[Dataset entries on figures]
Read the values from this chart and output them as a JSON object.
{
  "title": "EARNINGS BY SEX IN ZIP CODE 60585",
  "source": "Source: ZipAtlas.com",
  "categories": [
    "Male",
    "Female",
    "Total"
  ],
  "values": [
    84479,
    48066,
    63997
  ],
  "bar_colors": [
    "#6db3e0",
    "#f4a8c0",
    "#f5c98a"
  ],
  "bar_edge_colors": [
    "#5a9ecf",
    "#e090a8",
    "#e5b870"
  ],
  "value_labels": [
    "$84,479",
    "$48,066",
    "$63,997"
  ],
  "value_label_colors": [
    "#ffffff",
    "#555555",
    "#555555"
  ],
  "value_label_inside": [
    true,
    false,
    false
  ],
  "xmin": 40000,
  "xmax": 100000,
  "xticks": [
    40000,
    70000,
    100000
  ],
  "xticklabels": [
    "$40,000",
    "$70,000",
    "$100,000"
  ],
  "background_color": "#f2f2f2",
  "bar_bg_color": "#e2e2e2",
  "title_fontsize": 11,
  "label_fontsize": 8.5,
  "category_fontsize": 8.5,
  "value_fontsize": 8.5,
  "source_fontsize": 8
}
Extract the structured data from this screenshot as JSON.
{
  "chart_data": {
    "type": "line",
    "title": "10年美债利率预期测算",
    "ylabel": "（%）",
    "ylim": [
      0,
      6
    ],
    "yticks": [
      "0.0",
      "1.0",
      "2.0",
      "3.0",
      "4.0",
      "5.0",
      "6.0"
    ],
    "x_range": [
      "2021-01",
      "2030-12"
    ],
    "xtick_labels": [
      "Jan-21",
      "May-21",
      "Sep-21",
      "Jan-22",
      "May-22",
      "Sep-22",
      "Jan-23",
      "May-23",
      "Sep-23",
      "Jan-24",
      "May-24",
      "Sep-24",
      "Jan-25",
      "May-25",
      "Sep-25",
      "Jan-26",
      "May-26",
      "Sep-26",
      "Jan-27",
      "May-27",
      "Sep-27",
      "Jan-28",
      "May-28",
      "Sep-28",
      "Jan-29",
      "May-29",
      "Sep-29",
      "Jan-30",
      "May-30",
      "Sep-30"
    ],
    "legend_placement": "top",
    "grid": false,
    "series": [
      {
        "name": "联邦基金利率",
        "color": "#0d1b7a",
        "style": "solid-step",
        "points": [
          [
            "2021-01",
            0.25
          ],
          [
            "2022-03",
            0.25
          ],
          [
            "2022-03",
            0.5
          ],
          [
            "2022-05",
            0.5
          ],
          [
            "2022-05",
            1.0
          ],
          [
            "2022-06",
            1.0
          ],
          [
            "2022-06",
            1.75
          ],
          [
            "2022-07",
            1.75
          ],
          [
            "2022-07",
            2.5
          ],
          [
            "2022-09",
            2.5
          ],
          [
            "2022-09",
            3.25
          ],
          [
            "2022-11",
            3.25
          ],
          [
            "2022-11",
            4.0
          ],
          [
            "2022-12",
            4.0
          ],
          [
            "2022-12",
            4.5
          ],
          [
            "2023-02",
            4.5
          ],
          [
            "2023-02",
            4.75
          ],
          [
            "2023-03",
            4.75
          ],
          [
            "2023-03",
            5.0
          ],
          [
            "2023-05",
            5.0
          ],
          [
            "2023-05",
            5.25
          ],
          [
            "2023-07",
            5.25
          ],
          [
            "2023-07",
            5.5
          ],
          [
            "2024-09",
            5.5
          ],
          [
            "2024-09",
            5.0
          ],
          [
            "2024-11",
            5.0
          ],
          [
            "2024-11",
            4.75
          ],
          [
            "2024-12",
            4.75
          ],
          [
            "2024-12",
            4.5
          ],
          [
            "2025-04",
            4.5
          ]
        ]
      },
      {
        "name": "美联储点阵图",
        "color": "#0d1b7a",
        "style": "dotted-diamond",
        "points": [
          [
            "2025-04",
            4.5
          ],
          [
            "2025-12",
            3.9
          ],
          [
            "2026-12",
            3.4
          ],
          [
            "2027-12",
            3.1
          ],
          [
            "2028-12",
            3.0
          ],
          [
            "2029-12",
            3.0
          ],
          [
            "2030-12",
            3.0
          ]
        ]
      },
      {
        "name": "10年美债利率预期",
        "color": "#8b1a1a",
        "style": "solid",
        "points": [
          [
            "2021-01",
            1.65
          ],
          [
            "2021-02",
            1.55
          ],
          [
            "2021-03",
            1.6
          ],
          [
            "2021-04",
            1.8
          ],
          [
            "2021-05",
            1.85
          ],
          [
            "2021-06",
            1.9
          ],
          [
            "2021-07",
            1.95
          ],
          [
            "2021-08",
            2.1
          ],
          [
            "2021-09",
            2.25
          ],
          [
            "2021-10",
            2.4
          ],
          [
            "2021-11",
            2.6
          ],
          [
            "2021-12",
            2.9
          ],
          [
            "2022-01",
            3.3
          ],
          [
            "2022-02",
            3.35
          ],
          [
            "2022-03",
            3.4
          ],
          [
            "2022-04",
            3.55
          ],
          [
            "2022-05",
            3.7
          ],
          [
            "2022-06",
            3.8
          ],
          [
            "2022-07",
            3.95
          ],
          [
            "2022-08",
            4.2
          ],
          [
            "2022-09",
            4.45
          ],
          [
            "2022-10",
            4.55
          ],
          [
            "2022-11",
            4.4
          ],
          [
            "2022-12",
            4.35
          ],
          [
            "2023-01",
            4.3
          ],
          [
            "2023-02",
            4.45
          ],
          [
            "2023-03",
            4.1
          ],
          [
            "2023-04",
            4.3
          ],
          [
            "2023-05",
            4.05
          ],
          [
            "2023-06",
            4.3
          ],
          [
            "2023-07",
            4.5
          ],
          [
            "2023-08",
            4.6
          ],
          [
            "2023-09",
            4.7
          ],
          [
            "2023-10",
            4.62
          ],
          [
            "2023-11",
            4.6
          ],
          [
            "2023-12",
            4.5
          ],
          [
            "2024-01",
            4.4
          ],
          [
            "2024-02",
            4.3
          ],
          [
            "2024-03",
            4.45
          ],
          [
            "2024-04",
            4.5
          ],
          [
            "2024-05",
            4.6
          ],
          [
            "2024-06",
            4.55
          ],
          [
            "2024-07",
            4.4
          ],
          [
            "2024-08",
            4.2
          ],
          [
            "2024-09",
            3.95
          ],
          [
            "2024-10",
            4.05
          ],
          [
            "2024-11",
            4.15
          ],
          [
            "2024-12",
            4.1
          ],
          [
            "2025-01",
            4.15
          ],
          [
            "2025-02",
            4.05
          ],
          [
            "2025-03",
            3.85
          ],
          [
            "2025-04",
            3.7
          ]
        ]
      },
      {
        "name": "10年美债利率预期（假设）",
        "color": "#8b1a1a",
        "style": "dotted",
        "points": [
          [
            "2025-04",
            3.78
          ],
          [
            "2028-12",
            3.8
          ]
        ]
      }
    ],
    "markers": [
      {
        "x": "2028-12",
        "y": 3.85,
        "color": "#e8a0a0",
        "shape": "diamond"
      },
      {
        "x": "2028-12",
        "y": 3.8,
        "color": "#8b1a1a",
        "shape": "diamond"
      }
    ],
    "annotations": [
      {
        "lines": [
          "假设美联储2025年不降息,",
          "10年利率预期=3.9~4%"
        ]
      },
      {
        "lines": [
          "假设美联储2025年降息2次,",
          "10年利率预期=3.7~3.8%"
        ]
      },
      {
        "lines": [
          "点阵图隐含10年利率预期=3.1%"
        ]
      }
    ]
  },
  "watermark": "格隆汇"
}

* _What is required_: Restate each entry exactly, skipping none.

* _Task output_:
Read the values from this chart and output them as a JSON object.
{
  "title": "EARNINGS BY SEX IN ZIP CODE 60585",
  "source": "Source: ZipAtlas.com",
  "categories": [
    "Male",
    "Female",
    "Total"
  ],
  "values": [
    84479,
    48066,
    63997
  ],
  "bar_colors": [
    "#6db3e0",
    "#f4a8c0",
    "#f5c98a"
  ],
  "bar_edge_colors": [
    "#5a9ecf",
    "#e090a8",
    "#e5b870"
  ],
  "value_labels": [
    "$84,479",
    "$48,066",
    "$63,997"
  ],
  "value_label_colors": [
    "#ffffff",
    "#555555",
    "#555555"
  ],
  "value_label_inside": [
    true,
    false,
    false
  ],
  "xmin": 40000,
  "xmax": 100000,
  "xticks": [
    40000,
    70000,
    100000
  ],
  "xticklabels": [
    "$40,000",
    "$70,000",
    "$100,000"
  ],
  "background_color": "#f2f2f2",
  "bar_bg_color": "#e2e2e2",
  "title_fontsize": 11,
  "label_fontsize": 8.5,
  "category_fontsize": 8.5,
  "value_fontsize": 8.5,
  "source_fontsize": 8
}
Extract the structured data from this screenshot as JSON.
{
  "chart_data": {
    "type": "line",
    "title": "10年美债利率预期测算",
    "ylabel": "（%）",
    "ylim": [
      0,
      6
    ],
    "yticks": [
      "0.0",
      "1.0",
      "2.0",
      "3.0",
      "4.0",
      "5.0",
      "6.0"
    ],
    "x_range": [
      "2021-01",
      "2030-12"
    ],
    "xtick_labels": [
      "Jan-21",
      "May-21",
      "Sep-21",
      "Jan-22",
      "May-22",
      "Sep-22",
      "Jan-23",
      "May-23",
      "Sep-23",
      "Jan-24",
      "May-24",
      "Sep-24",
      "Jan-25",
      "May-25",
      "Sep-25",
      "Jan-26",
      "May-26",
      "Sep-26",
      "Jan-27",
      "May-27",
      "Sep-27",
      "Jan-28",
      "May-28",
      "Sep-28",
      "Jan-29",
      "May-29",
      "Sep-29",
      "Jan-30",
      "May-30",
      "Sep-30"
    ],
    "legend_placement": "top",
    "grid": false,
    "series": [
      {
        "name": "联邦基金利率",
        "color": "#0d1b7a",
        "style": "solid-step",
        "points": [
          [
            "2021-01",
            0.25
          ],
          [
            "2022-03",
            0.25
          ],
          [
            "2022-03",
            0.5
          ],
          [
            "2022-05",
            0.5
          ],
          [
            "2022-05",
            1.0
          ],
          [
            "2022-06",
            1.0
          ],
          [
            "2022-06",
            1.75
          ],
          [
            "2022-07",
            1.75
          ],
          [
            "2022-07",
            2.5
          ],
          [
            "2022-09",
            2.5
          ],
          [
            "2022-09",
            3.25
          ],
          [
            "2022-11",
            3.25
          ],
          [
            "2022-11",
            4.0
          ],
          [
            "2022-12",
            4.0
          ],
          [
            "2022-12",
            4.5
          ],
          [
            "2023-02",
            4.5
          ],
          [
            "2023-02",
            4.75
          ],
          [
            "2023-03",
            4.75
          ],
          [
            "2023-03",
            5.0
          ],
          [
            "2023-05",
            5.0
          ],
          [
            "2023-05",
            5.25
          ],
          [
            "2023-07",
            5.25
          ],
          [
            "2023-07",
            5.5
          ],
          [
            "2024-09",
            5.5
          ],
          [
            "2024-09",
            5.0
          ],
          [
            "2024-11",
            5.0
          ],
          [
            "2024-11",
            4.75
          ],
          [
            "2024-12",
            4.75
          ],
          [
            "2024-12",
            4.5
          ],
          [
            "2025-04",
            4.5
          ]
        ]
      },
      {
        "name": "美联储点阵图",
        "color": "#0d1b7a",
        "style": "dotted-diamond",
        "points": [
          [
            "2025-04",
            4.5
          ],
          [
            "2025-12",
            3.9
          ],
          [
            "2026-12",
            3.4
          ],
          [
            "2027-12",
            3.1
          ],
          [
            "2028-12",
            3.0
          ],
          [
            "2029-12",
            3.0
          ],
          [
            "2030-12",
            3.0
          ]
        ]
      },
      {
        "name": "10年美债利率预期",
        "color": "#8b1a1a",
        "style": "solid",
        "points": [
          [
            "2021-01",
            1.65
          ],
          [
            "2021-02",
            1.55
          ],
          [
            "2021-03",
            1.6
          ],
          [
            "2021-04",
            1.8
          ],
          [
            "2021-05",
            1.85
          ],
          [
            "2021-06",
            1.9
          ],
          [
            "2021-07",
            1.95
          ],
          [
            "2021-08",
            2.1
          ],
          [
            "2021-09",
            2.25
          ],
          [
            "2021-10",
            2.4
          ],
          [
            "2021-11",
            2.6
          ],
          [
            "2021-12",
            2.9
          ],
          [
            "2022-01",
            3.3
          ],
          [
            "2022-02",
            3.35
          ],
          [
            "2022-03",
            3.4
          ],
          [
            "2022-04",
            3.55
          ],
          [
            "2022-05",
            3.7
          ],
          [
            "2022-06",
            3.8
          ],
          [
            "2022-07",
            3.95
          ],
          [
            "2022-08",
            4.2
          ],
          [
            "2022-09",
            4.45
          ],
          [
            "2022-10",
            4.55
          ],
          [
            "2022-11",
            4.4
          ],
          [
            "2022-12",
            4.35
          ],
          [
            "2023-01",
            4.3
          ],
          [
            "2023-02",
            4.45
          ],
          [
            "2023-03",
            4.1
          ],
          [
            "2023-04",
            4.3
          ],
          [
            "2023-05",
            4.05
          ],
          [
            "2023-06",
            4.3
          ],
          [
            "2023-07",
            4.5
          ],
          [
            "2023-08",
            4.6
          ],
          [
            "2023-09",
            4.7
          ],
          [
            "2023-10",
            4.62
          ],
          [
            "2023-11",
            4.6
          ],
          [
            "2023-12",
            4.5
          ],
          [
            "2024-01",
            4.4
          ],
          [
            "2024-02",
            4.3
          ],
          [
            "2024-03",
            4.45
          ],
          [
            "2024-04",
            4.5
          ],
          [
            "2024-05",
            4.6
          ],
          [
            "2024-06",
            4.55
          ],
          [
            "2024-07",
            4.4
          ],
          [
            "2024-08",
            4.2
          ],
          [
            "2024-09",
            3.95
          ],
          [
            "2024-10",
            4.05
          ],
          [
            "2024-11",
            4.15
          ],
          [
            "2024-12",
            4.1
          ],
          [
            "2025-01",
            4.15
          ],
          [
            "2025-02",
            4.05
          ],
          [
            "2025-03",
            3.85
          ],
          [
            "2025-04",
            3.7
          ]
        ]
      },
      {
        "name": "10年美债利率预期（假设）",
        "color": "#8b1a1a",
        "style": "dotted",
        "points": [
          [
            "2025-04",
            3.78
          ],
          [
            "2028-12",
            3.8
          ]
        ]
      }
    ],
    "markers": [
      {
        "x": "2028-12",
        "y": 3.85,
        "color": "#e8a0a0",
        "shape": "diamond"
      },
      {
        "x": "2028-12",
        "y": 3.8,
        "color": "#8b1a1a",
        "shape": "diamond"
      }
    ],
    "annotations": [
      {
        "lines": [
          "假设美联储2025年不降息,",
          "10年利率预期=3.9~4%"
        ]
      },
      {
        "lines": [
          "假设美联储2025年降息2次,",
          "10年利率预期=3.7~3.8%"
        ]
      },
      {
        "lines": [
          "点阵图隐含10年利率预期=3.1%"
        ]
      }
    ]
  },
  "watermark": "格隆汇"
}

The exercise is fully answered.